*Data to process:*
----

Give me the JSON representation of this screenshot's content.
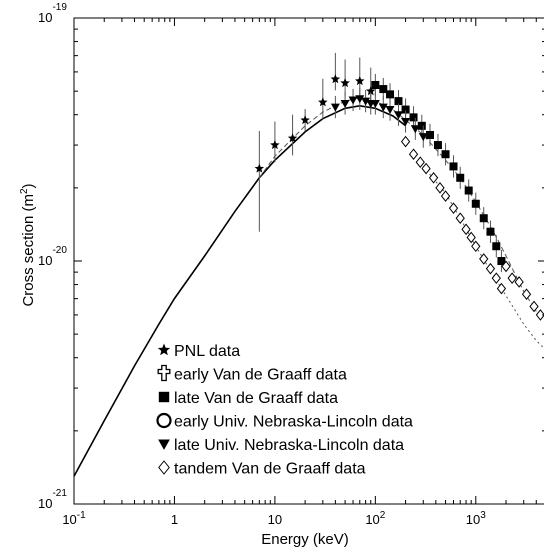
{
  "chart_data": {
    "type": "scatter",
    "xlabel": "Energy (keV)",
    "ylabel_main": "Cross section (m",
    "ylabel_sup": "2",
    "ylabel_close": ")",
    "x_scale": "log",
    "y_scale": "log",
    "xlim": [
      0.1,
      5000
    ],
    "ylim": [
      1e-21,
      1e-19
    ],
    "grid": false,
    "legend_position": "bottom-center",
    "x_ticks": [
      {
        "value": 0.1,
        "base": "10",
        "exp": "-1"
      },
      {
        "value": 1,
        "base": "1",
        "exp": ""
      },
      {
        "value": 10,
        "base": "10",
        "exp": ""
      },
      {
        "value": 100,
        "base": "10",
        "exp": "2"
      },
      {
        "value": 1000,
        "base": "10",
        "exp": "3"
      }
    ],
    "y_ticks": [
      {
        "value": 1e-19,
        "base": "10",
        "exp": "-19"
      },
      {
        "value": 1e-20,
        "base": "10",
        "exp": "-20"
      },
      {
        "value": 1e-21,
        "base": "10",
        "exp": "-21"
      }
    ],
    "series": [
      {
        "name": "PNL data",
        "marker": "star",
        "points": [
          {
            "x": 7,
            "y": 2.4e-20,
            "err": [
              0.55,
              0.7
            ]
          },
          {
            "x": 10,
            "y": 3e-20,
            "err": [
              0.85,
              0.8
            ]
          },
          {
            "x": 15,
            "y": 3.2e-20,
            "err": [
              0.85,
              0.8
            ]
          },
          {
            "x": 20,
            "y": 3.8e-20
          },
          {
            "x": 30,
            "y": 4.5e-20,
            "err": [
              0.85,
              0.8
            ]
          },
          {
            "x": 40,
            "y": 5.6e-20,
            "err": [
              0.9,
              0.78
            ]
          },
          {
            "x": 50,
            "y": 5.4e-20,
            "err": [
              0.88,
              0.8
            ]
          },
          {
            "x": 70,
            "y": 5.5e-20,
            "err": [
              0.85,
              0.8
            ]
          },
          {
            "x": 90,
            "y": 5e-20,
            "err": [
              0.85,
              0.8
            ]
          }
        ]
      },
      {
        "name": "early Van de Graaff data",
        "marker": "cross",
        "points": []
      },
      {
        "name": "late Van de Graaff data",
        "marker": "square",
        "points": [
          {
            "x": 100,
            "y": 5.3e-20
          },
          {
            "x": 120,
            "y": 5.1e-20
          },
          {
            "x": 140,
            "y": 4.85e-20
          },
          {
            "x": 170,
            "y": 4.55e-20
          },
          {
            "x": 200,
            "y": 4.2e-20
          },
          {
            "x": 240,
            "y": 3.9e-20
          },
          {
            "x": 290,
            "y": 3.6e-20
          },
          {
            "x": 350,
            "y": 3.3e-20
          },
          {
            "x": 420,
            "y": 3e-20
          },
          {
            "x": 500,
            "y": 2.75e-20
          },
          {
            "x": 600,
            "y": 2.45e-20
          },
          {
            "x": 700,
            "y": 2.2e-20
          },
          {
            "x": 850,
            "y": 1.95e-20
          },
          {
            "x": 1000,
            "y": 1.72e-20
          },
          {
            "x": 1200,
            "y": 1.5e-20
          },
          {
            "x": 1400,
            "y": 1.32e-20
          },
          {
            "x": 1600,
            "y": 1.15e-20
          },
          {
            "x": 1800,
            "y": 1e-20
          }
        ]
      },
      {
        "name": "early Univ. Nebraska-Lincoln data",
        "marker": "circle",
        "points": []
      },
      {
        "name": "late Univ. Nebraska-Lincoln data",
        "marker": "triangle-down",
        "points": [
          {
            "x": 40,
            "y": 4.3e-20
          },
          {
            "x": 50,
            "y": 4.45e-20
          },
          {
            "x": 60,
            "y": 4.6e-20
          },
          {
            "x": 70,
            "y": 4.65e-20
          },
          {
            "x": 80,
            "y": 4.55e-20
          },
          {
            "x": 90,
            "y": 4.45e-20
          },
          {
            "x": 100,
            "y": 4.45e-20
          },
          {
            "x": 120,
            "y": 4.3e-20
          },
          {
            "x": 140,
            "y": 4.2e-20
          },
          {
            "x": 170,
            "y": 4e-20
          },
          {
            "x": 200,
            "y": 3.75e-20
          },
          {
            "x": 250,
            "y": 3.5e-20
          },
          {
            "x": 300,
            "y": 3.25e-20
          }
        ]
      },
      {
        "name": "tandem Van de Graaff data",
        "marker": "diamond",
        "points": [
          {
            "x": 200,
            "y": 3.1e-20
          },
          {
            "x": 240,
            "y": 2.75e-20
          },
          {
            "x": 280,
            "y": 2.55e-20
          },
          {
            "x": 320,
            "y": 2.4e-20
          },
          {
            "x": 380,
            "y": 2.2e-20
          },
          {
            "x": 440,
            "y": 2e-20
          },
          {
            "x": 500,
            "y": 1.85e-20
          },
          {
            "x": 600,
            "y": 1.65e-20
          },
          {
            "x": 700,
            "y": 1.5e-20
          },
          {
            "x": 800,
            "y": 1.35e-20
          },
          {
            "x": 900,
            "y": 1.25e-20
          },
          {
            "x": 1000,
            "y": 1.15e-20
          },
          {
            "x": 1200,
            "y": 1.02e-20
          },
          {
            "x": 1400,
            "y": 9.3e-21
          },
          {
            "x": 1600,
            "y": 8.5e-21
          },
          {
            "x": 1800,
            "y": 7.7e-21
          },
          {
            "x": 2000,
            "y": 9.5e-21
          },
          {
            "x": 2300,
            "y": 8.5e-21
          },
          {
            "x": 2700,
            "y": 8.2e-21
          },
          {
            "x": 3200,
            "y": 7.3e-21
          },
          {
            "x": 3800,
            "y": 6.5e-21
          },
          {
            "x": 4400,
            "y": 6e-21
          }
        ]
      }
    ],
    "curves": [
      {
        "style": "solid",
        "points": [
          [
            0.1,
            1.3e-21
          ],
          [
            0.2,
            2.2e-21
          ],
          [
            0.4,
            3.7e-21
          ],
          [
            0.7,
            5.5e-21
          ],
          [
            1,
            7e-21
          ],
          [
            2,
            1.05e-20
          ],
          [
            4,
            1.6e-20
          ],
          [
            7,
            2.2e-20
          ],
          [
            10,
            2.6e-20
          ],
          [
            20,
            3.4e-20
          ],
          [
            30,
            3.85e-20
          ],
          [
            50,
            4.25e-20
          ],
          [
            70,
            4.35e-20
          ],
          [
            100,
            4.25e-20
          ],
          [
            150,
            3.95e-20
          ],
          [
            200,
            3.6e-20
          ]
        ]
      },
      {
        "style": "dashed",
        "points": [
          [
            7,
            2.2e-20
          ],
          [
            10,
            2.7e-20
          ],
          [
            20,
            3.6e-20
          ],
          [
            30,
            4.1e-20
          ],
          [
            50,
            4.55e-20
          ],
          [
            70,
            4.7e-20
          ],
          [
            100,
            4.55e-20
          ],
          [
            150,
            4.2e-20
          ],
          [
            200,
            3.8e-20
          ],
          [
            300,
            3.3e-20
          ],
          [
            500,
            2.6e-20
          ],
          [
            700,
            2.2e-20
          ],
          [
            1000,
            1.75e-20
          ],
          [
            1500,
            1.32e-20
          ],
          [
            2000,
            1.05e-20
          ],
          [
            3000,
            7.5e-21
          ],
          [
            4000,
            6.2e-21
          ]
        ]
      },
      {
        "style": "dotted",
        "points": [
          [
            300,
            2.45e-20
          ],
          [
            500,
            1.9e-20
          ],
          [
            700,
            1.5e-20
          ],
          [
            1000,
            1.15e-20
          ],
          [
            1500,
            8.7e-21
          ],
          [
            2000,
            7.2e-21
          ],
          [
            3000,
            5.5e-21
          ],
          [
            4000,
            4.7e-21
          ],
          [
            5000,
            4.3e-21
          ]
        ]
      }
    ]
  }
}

----

*Task directions:* Determine how many lines include the word "late" and report that number by itself.

*Response:* 2